### What the task requires
Beneath this task is a listing; retype all of it exactly.

### Exercise input

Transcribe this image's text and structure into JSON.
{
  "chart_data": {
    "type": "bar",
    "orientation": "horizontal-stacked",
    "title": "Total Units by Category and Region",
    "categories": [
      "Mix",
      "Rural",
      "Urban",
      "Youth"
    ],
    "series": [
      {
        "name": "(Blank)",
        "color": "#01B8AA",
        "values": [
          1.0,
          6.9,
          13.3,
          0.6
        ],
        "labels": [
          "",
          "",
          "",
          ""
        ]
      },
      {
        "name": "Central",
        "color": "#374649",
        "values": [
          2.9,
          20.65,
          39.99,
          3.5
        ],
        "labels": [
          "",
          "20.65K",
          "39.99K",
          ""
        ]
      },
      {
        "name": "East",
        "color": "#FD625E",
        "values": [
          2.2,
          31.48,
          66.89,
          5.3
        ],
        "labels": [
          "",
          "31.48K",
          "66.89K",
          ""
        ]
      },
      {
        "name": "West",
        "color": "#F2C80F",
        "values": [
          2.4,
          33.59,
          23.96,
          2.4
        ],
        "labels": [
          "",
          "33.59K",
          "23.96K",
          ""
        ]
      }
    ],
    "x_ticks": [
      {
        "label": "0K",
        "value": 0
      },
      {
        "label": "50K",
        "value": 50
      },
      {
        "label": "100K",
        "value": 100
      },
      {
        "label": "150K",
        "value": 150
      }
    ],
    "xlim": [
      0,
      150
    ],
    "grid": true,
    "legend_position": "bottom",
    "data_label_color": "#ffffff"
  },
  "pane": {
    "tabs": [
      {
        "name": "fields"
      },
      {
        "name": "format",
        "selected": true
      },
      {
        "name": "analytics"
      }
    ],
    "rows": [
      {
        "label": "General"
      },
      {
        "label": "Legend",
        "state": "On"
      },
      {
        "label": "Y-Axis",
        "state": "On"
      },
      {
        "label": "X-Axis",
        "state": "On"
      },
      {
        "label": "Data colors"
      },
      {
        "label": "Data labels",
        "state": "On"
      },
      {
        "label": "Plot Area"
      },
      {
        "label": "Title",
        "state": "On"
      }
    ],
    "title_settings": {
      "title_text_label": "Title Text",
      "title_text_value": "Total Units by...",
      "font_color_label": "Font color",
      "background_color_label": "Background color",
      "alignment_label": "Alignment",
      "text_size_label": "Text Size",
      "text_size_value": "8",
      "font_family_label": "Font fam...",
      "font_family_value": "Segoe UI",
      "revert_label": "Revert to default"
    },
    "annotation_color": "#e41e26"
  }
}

### Result
Transcribe this image's text and structure into JSON.
{
  "chart_data": {
    "type": "bar",
    "orientation": "horizontal-stacked",
    "title": "Total Units by Category and Region",
    "categories": [
      "Mix",
      "Rural",
      "Urban",
      "Youth"
    ],
    "series": [
      {
        "name": "(Blank)",
        "color": "#01B8AA",
        "values": [
          1.0,
          6.9,
          13.3,
          0.6
        ],
        "labels": [
          "",
          "",
          "",
          ""
        ]
      },
      {
        "name": "Central",
        "color": "#374649",
        "values": [
          2.9,
          20.65,
          39.99,
          3.5
        ],
        "labels": [
          "",
          "20.65K",
          "39.99K",
          ""
        ]
      },
      {
        "name": "East",
        "color": "#FD625E",
        "values": [
          2.2,
          31.48,
          66.89,
          5.3
        ],
        "labels": [
          "",
          "31.48K",
          "66.89K",
          ""
        ]
      },
      {
        "name": "West",
        "color": "#F2C80F",
        "values": [
          2.4,
          33.59,
          23.96,
          2.4
        ],
        "labels": [
          "",
          "33.59K",
          "23.96K",
          ""
        ]
      }
    ],
    "x_ticks": [
      {
        "label": "0K",
        "value": 0
      },
      {
        "label": "50K",
        "value": 50
      },
      {
        "label": "100K",
        "value": 100
      },
      {
        "label": "150K",
        "value": 150
      }
    ],
    "xlim": [
      0,
      150
    ],
    "grid": true,
    "legend_position": "bottom",
    "data_label_color": "#ffffff"
  },
  "pane": {
    "tabs": [
      {
        "name": "fields"
      },
      {
        "name": "format",
        "selected": true
      },
      {
        "name": "analytics"
      }
    ],
    "rows": [
      {
        "label": "General"
      },
      {
        "label": "Legend",
        "state": "On"
      },
      {
        "label": "Y-Axis",
        "state": "On"
      },
      {
        "label": "X-Axis",
        "state": "On"
      },
      {
        "label": "Data colors"
      },
      {
        "label": "Data labels",
        "state": "On"
      },
      {
        "label": "Plot Area"
      },
      {
        "label": "Title",
        "state": "On"
      }
    ],
    "title_settings": {
      "title_text_label": "Title Text",
      "title_text_value": "Total Units by...",
      "font_color_label": "Font color",
      "background_color_label": "Background color",
      "alignment_label": "Alignment",
      "text_size_label": "Text Size",
      "text_size_value": "8",
      "font_family_label": "Font fam...",
      "font_family_value": "Segoe UI",
      "revert_label": "Revert to default"
    },
    "annotation_color": "#e41e26"
  }
}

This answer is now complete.